=== 本文 ===
緑内障の症状と検査・治療
一般的に緑内障では自覚症状はほとんどなく、知らないうちに病気が進行していることが多くあります。視神経の障害はゆっくりと起こり、視野も少しずつ狭くなっていくため、目に異常を感じることはありません。
急性の緑内障では急激に眼圧が上昇し、目の痛みや頭痛、吐き気などの激しい症状を起こします。時間が経つほど治りにくくなるので、急性閉塞隅角緑内障の発作が起きた場合はすぐに治療を行い、眼圧を下げる必要があります。
多くの場合、自覚症状がない緑内障に対しては、早期発見・早期治療が最も重要です。一度障害が起きた視神経を元に戻す方法はないため、病気の進行を食い止めることが目標となります。できるだけ早期に緑内障を発見することが必要です。
【症状の進み方】
初期
視野の一部に異常がありますが、視野の”はし”の方だったり、小さい範囲だったりして気づかないことが多い
中期
見えにくいところが出てきますが、人によっては自覚症状がない場合もある。ちょうど老眼が疑われる年齢にさしかかっているため発見が遅れがち。
後期
視神経の40~50%が傷ついてくると中心に近い部分にも見えないところが出てくる。内側(鼻側)から視野が狭くなり、文字の一部が欠けたりテレビで見えない部分が出てくる。
【検査】
緑内障は眼圧検査、眼底検査、視野検査で診断されます。
定期検診などでいずれかの検査に異常があった場合、必ずもう一度眼科医の診察を受けるようにしましょう。
眼圧検査
直接、目の表面に測定器具をあてて測定する方法と、目の表面に空気をあてて測定する方法があります。
眼底検査
視神経の状態を見るために視神経乳頭部を観察します。視神経が障害されている場合、凹みの形が正常に比べて変形し大きくなります。

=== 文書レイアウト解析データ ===
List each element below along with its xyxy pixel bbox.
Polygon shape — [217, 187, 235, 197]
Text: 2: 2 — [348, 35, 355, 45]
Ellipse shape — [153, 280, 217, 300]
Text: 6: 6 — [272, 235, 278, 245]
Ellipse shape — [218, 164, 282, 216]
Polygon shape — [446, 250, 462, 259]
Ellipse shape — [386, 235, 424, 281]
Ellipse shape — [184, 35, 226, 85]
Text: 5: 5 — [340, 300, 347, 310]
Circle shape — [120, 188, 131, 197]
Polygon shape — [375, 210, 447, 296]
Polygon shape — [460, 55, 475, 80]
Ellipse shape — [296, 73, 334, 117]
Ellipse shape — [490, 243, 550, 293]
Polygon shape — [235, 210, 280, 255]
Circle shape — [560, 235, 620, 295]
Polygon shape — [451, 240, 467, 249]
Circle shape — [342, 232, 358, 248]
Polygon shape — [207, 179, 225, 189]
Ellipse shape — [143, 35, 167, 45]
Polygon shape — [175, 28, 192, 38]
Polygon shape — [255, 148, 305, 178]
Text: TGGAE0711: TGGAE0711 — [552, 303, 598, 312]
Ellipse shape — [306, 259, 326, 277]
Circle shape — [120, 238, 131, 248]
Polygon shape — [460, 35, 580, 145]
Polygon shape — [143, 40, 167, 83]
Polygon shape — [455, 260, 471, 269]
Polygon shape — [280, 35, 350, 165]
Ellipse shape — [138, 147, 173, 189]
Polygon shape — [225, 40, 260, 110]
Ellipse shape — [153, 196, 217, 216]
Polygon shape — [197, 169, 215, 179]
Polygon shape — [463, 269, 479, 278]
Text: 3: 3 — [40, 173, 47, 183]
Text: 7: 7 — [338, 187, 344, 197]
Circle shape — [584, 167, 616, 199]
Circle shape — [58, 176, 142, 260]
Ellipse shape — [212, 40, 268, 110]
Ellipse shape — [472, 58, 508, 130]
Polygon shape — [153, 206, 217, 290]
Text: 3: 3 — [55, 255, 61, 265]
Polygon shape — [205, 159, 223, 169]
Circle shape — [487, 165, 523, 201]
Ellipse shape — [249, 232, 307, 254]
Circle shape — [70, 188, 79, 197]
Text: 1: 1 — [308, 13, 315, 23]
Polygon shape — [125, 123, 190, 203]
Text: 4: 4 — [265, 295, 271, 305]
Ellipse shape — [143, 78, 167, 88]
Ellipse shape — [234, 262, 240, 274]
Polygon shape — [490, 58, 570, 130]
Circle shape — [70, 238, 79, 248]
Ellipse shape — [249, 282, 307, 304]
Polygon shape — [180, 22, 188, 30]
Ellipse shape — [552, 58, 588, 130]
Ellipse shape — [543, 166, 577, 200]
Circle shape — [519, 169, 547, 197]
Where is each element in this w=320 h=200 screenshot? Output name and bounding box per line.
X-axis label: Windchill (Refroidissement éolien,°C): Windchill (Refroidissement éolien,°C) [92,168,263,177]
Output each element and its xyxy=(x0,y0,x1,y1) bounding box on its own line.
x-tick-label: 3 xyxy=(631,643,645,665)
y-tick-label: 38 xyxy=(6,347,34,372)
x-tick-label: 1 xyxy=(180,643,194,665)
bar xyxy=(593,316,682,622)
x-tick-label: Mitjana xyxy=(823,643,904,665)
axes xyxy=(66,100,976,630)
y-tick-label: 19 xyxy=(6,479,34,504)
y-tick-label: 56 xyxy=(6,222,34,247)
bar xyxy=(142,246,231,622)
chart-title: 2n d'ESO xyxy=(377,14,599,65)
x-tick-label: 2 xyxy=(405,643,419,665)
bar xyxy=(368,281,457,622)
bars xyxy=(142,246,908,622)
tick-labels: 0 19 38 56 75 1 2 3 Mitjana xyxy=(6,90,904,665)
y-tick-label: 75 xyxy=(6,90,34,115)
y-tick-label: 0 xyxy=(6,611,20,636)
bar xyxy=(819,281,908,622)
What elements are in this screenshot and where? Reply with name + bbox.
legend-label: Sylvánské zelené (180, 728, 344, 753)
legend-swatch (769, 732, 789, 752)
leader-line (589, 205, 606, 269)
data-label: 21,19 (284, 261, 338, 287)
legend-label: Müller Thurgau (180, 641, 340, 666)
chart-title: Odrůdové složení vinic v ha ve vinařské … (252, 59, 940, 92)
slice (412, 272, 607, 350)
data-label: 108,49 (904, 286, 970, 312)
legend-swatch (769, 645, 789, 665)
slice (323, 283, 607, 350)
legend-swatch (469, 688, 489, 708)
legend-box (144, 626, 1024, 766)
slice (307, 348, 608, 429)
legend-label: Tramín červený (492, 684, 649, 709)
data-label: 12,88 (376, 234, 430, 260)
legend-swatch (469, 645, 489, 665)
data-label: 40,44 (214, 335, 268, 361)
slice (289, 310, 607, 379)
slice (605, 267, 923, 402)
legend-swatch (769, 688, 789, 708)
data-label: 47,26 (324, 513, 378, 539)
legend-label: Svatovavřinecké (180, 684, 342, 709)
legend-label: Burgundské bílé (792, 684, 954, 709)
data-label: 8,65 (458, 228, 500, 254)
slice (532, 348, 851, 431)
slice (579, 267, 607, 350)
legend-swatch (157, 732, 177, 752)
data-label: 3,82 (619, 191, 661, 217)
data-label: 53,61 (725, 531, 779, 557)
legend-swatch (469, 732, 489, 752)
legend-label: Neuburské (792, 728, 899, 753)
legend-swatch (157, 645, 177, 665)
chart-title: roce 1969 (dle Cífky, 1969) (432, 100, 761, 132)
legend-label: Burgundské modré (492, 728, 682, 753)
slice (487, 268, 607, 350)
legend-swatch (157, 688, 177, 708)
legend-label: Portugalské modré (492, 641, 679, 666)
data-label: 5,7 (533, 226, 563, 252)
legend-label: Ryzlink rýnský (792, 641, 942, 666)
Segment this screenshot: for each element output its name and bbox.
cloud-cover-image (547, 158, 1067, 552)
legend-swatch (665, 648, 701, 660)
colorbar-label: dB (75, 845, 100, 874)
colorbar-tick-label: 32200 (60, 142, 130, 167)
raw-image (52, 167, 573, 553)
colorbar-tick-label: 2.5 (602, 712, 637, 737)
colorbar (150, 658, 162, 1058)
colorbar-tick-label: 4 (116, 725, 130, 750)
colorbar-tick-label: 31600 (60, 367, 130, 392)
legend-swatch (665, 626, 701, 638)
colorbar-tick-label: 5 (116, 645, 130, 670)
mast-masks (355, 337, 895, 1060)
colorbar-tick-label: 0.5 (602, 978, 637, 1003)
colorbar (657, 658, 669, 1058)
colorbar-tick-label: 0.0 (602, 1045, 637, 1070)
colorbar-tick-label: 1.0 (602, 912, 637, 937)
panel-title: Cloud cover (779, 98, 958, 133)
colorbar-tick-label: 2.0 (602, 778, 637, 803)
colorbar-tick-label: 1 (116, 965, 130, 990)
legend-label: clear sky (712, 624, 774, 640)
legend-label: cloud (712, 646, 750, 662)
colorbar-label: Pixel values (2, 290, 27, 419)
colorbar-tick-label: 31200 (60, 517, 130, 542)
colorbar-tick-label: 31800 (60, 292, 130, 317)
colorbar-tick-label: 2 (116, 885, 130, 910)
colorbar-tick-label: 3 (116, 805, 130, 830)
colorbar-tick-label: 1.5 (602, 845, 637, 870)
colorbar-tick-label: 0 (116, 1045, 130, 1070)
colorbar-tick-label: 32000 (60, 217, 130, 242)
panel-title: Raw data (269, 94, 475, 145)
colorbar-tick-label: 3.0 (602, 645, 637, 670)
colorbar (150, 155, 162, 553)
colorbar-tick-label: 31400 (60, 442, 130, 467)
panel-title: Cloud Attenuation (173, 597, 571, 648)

=== 課題 ===
緑内障の症状と検査についての文章を、最後の文の後から書き継いでください。 資料はここでは使わない。

=== 解答欄 ===
視野検査
視野の欠損の存在の有無や大きさから緑内障の進行の具合を判定します。
【治療】
緑内障の治療は病気の進行を食い止めるため、眼圧を低くコントロールすることが最も有効とされています。治療法としては薬物療法、レーザー治療や手術が一般的です。レーザー治療や手術を受け眼圧が下降しても、その効果が維持されるとは限らず、再手術を行う場合もあります。
薬物療法
眼圧を下げるために、主に房水の産生量を減らしたり、房水の流れを良くする薬が使用されます。まず点眼薬から始めて最初は1種類の薬で様子を見ながら途中で変更したり、2、3種類を併用することもあります。点眼薬だけでは効果が不十分な場合、内用薬を併用することもあります。
◎急性緑内障や薬物療法で眼圧コントロールが不十分な場合、レーザー治療や手術を行います。
レーザー治療
レーザーを虹彩にあてて穴を開けたり、繊維柱帯にあてて房水の流出を促進します。比較的安全で痛みもなく、入院の必要もありません。
手術
房水の流れを妨げている部分を切開し、流路を作って房水を流れやすくする方法や、毛様体での房水の産生を抑える方法などがあります。